Data listing
* * * * * * * * *
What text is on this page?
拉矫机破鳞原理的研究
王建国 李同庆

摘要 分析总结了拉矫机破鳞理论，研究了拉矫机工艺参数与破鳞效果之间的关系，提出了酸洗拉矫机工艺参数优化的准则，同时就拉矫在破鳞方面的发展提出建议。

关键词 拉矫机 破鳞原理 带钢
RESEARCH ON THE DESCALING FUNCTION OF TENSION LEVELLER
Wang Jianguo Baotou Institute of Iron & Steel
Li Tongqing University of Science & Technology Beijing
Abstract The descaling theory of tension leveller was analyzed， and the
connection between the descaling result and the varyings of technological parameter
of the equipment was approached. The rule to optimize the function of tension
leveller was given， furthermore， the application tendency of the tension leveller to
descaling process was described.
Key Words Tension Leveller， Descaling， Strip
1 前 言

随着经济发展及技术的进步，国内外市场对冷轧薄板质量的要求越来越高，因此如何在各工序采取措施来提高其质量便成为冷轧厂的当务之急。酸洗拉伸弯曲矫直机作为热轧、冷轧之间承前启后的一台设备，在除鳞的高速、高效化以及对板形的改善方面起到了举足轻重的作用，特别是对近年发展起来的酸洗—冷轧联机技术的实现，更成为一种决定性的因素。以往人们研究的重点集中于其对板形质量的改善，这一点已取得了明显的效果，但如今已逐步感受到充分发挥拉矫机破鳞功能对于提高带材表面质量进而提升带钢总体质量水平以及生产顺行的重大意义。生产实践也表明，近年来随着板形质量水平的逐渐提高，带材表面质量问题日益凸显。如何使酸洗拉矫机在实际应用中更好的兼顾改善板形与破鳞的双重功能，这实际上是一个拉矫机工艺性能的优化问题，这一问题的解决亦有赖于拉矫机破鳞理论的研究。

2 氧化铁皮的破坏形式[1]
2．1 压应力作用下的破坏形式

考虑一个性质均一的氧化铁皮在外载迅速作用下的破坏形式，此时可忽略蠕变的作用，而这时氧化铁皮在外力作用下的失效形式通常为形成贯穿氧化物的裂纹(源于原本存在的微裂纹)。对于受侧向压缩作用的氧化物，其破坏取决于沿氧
* * * * * * * * *
## YOUR GOAL
Repeat the entries above exactly, leaving nothing out.

## EXERCISE OUTPUT
What text is on this page?
拉矫机破鳞原理的研究
王建国 李同庆

摘要 分析总结了拉矫机破鳞理论，研究了拉矫机工艺参数与破鳞效果之间的关系，提出了酸洗拉矫机工艺参数优化的准则，同时就拉矫在破鳞方面的发展提出建议。

关键词 拉矫机 破鳞原理 带钢
RESEARCH ON THE DESCALING FUNCTION OF TENSION LEVELLER
Wang Jianguo Baotou Institute of Iron & Steel
Li Tongqing University of Science & Technology Beijing
Abstract The descaling theory of tension leveller was analyzed， and the
connection between the descaling result and the varyings of technological parameter
of the equipment was approached. The rule to optimize the function of tension
leveller was given， furthermore， the application tendency of the tension leveller to
descaling process was described.
Key Words Tension Leveller， Descaling， Strip
1 前 言

随着经济发展及技术的进步，国内外市场对冷轧薄板质量的要求越来越高，因此如何在各工序采取措施来提高其质量便成为冷轧厂的当务之急。酸洗拉伸弯曲矫直机作为热轧、冷轧之间承前启后的一台设备，在除鳞的高速、高效化以及对板形的改善方面起到了举足轻重的作用，特别是对近年发展起来的酸洗—冷轧联机技术的实现，更成为一种决定性的因素。以往人们研究的重点集中于其对板形质量的改善，这一点已取得了明显的效果，但如今已逐步感受到充分发挥拉矫机破鳞功能对于提高带材表面质量进而提升带钢总体质量水平以及生产顺行的重大意义。生产实践也表明，近年来随着板形质量水平的逐渐提高，带材表面质量问题日益凸显。如何使酸洗拉矫机在实际应用中更好的兼顾改善板形与破鳞的双重功能，这实际上是一个拉矫机工艺性能的优化问题，这一问题的解决亦有赖于拉矫机破鳞理论的研究。

2 氧化铁皮的破坏形式[1]
2．1 压应力作用下的破坏形式

考虑一个性质均一的氧化铁皮在外载迅速作用下的破坏形式，此时可忽略蠕变的作用，而这时氧化铁皮在外力作用下的失效形式通常为形成贯穿氧化物的裂纹(源于原本存在的微裂纹)。对于受侧向压缩作用的氧化物，其破坏取决于沿氧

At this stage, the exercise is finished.